Entries from a dataset:
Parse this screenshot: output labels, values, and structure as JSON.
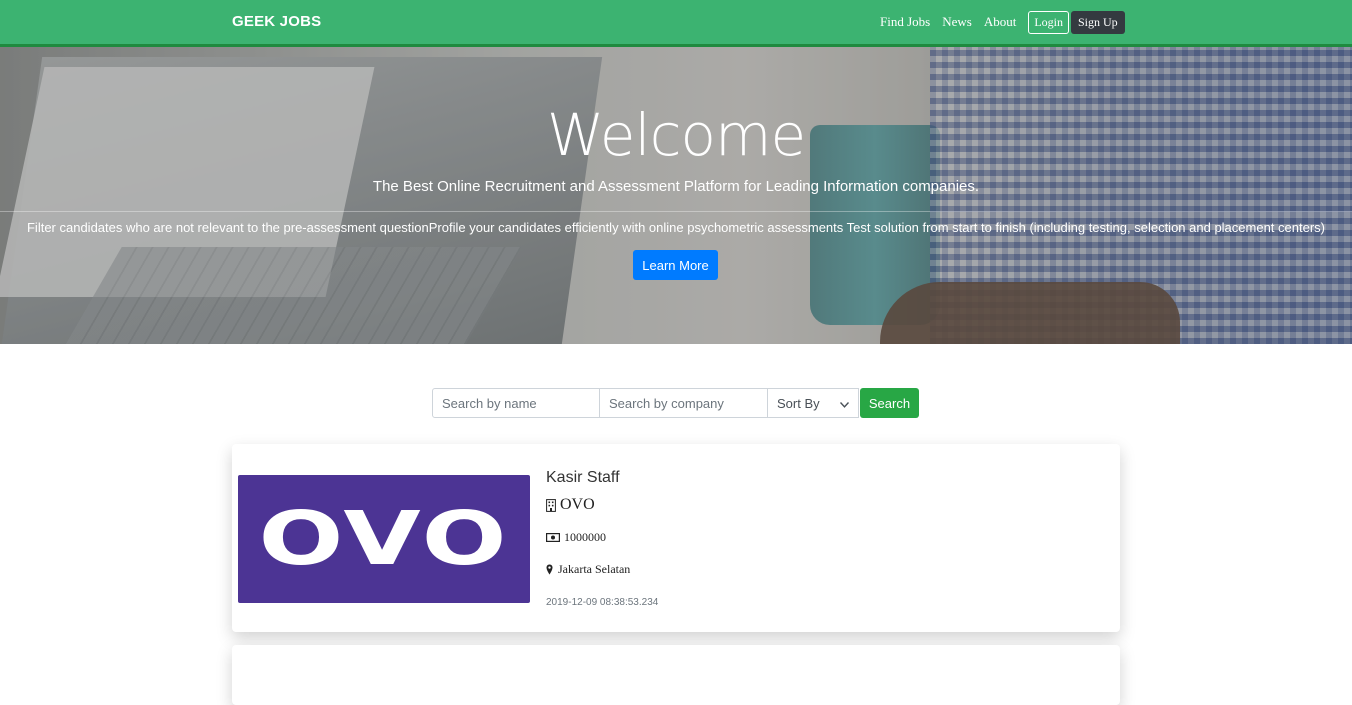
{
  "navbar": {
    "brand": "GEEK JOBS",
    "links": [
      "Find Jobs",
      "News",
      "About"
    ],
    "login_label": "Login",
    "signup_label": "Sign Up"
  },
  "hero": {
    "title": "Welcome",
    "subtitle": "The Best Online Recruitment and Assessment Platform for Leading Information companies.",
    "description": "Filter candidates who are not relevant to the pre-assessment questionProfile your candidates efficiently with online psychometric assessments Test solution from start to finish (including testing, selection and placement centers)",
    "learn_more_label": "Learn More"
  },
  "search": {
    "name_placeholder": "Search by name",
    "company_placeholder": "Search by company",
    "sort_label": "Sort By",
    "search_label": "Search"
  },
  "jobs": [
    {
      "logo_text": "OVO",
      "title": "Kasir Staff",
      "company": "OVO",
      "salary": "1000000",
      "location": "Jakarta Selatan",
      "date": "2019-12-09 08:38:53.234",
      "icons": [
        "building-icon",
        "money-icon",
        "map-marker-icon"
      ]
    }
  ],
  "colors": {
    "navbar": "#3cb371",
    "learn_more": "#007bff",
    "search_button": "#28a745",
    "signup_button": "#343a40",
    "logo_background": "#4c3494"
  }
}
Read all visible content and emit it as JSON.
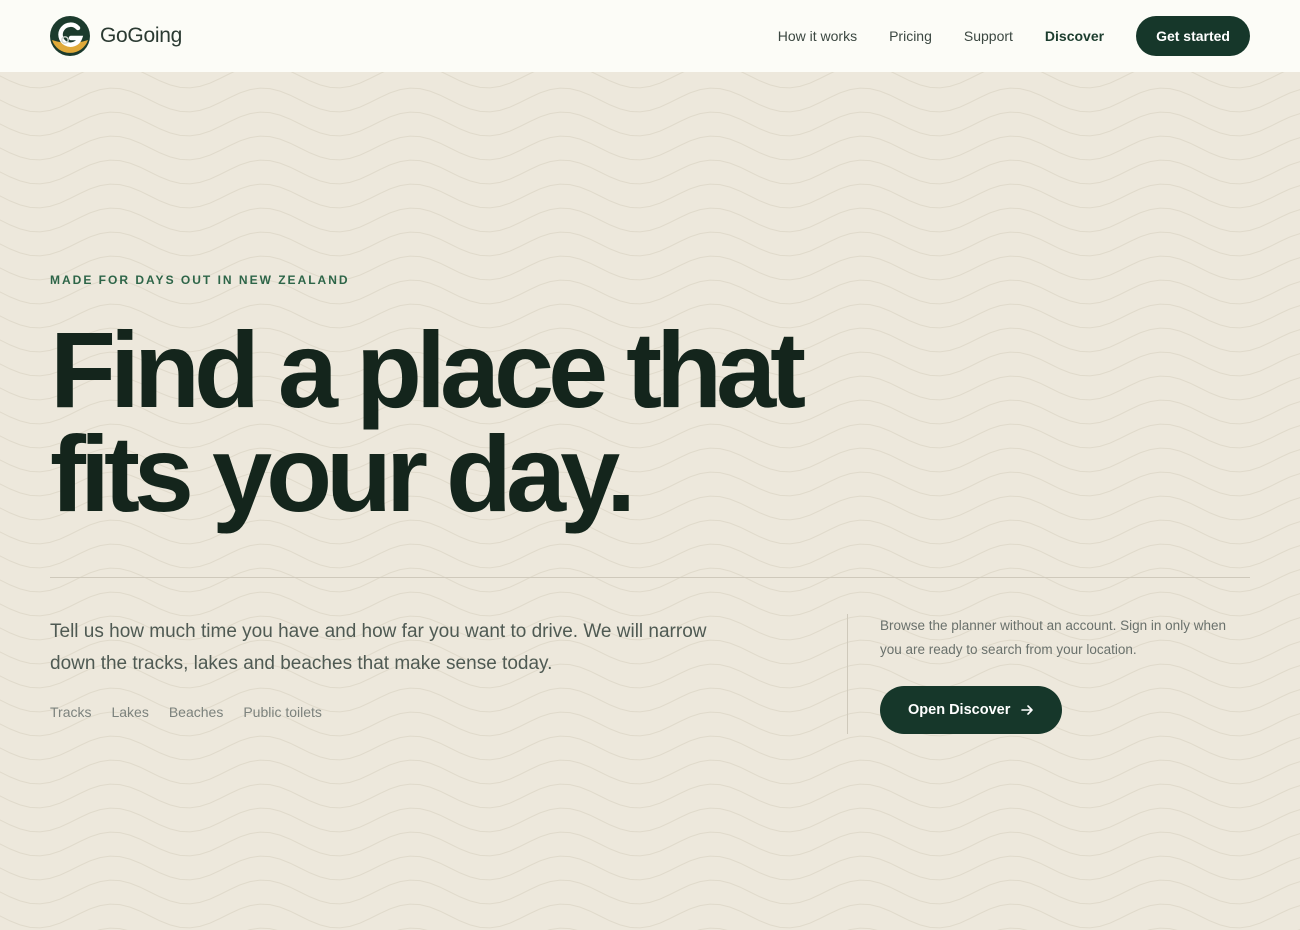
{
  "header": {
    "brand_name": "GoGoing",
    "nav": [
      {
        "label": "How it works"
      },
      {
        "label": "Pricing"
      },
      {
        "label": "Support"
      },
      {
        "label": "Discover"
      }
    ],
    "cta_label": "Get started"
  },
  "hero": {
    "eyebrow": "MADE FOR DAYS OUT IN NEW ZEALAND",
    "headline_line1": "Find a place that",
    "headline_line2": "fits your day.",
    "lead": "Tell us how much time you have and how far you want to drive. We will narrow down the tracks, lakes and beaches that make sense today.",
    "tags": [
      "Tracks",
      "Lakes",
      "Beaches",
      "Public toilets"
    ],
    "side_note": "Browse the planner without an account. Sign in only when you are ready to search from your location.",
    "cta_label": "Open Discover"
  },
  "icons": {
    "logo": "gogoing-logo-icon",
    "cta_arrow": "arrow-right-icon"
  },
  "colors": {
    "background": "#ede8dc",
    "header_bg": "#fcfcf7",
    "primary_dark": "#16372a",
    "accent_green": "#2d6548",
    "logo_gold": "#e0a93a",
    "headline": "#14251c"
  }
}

- _Task instructions_
Give the number of lines where the string "company" occurs, without any further text.

- _Output_
2